Only the lines holding the string "Create" are needed. Copy each one.

═══ TASK DATA

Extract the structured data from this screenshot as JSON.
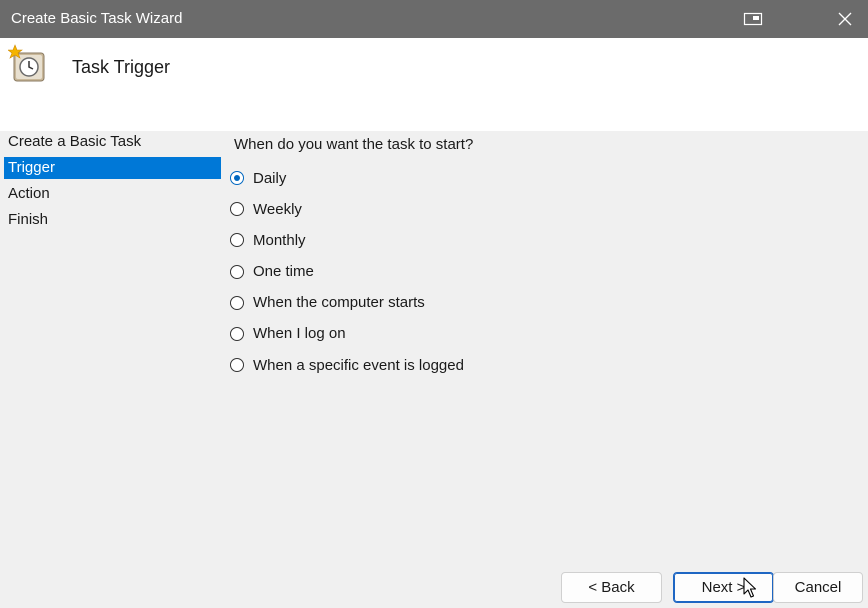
{
  "window": {
    "title": "Create Basic Task Wizard",
    "icons": {
      "snap": "snap-layout-icon",
      "close": "close-icon"
    }
  },
  "header": {
    "title": "Task Trigger",
    "icon": "task-scheduler-clock-icon"
  },
  "nav": {
    "items": [
      {
        "label": "Create a Basic Task",
        "selected": false
      },
      {
        "label": "Trigger",
        "selected": true
      },
      {
        "label": "Action",
        "selected": false
      },
      {
        "label": "Finish",
        "selected": false
      }
    ]
  },
  "main": {
    "question": "When do you want the task to start?",
    "options": [
      {
        "label": "Daily",
        "checked": true
      },
      {
        "label": "Weekly",
        "checked": false
      },
      {
        "label": "Monthly",
        "checked": false
      },
      {
        "label": "One time",
        "checked": false
      },
      {
        "label": "When the computer starts",
        "checked": false
      },
      {
        "label": "When I log on",
        "checked": false
      },
      {
        "label": "When a specific event is logged",
        "checked": false
      }
    ]
  },
  "buttons": {
    "back": "< Back",
    "next": "Next >",
    "cancel": "Cancel"
  },
  "colors": {
    "titlebar": "#6b6b6b",
    "accent": "#0078d7",
    "radio_checked": "#0067c0"
  }
}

══════

OUTPUT BELOW:
    "title": "Create Basic Task Wizard",
        "label": "Create a Basic Task",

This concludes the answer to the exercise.